(Lines of data)
-=-=-=-=-
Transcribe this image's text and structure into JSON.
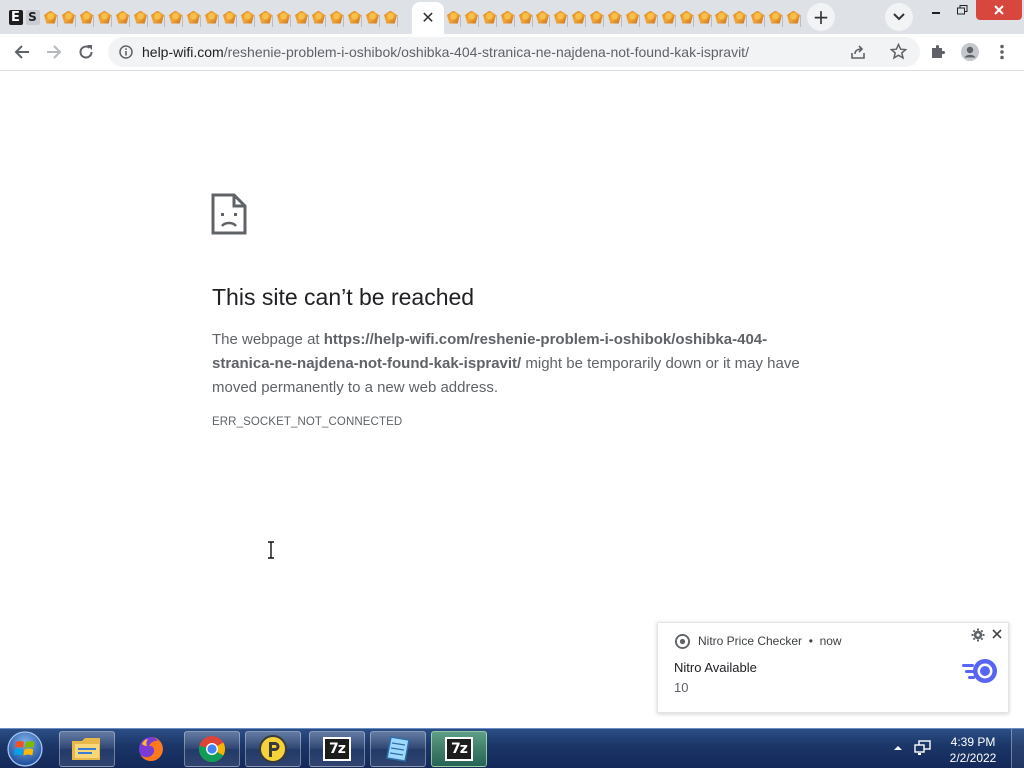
{
  "browser": {
    "active_tab_close": "✕",
    "new_tab_label": "+",
    "url_host": "help-wifi.com",
    "url_path": "/reshenie-problem-i-oshibok/oshibka-404-stranica-ne-najdena-not-found-kak-ispravit/"
  },
  "error_page": {
    "title": "This site can’t be reached",
    "body_prefix": "The webpage at ",
    "body_url": "https://help-wifi.com/reshenie-problem-i-oshibok/oshibka-404-stranica-ne-najdena-not-found-kak-ispravit/",
    "body_suffix": " might be temporarily down or it may have moved permanently to a new web address.",
    "error_code": "ERR_SOCKET_NOT_CONNECTED"
  },
  "notification": {
    "app_name": "Nitro Price Checker",
    "separator": "•",
    "time": "now",
    "title": "Nitro Available",
    "message": "10"
  },
  "taskbar": {
    "items": [
      "file-explorer-icon",
      "firefox-icon",
      "chrome-icon",
      "p-app-icon",
      "7zip-icon",
      "notepad-icon",
      "7zip-icon"
    ],
    "time": "4:39 PM",
    "date": "2/2/2022"
  },
  "colors": {
    "taskbar_top": "#2c4e86",
    "taskbar_bottom": "#14295a",
    "tabstrip": "#dee1e6",
    "close_red": "#d8473e"
  }
}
-=-=-=-=-
--- Problem statement ---
Drop the pictures and reproduce the rest of the entries above exactly.

--- Reply ---
Transcribe this image's text and structure into JSON.
{
  "browser": {
    "active_tab_close": "✕",
    "new_tab_label": "+",
    "url_host": "help-wifi.com",
    "url_path": "/reshenie-problem-i-oshibok/oshibka-404-stranica-ne-najdena-not-found-kak-ispravit/"
  },
  "error_page": {
    "title": "This site can’t be reached",
    "body_prefix": "The webpage at ",
    "body_url": "https://help-wifi.com/reshenie-problem-i-oshibok/oshibka-404-stranica-ne-najdena-not-found-kak-ispravit/",
    "body_suffix": " might be temporarily down or it may have moved permanently to a new web address.",
    "error_code": "ERR_SOCKET_NOT_CONNECTED"
  },
  "notification": {
    "app_name": "Nitro Price Checker",
    "separator": "•",
    "time": "now",
    "title": "Nitro Available",
    "message": "10"
  },
  "taskbar": {
    "items": [
      "file-explorer-icon",
      "firefox-icon",
      "chrome-icon",
      "p-app-icon",
      "7zip-icon",
      "notepad-icon",
      "7zip-icon"
    ],
    "time": "4:39 PM",
    "date": "2/2/2022"
  },
  "colors": {
    "taskbar_top": "#2c4e86",
    "taskbar_bottom": "#14295a",
    "tabstrip": "#dee1e6",
    "close_red": "#d8473e"
  }
}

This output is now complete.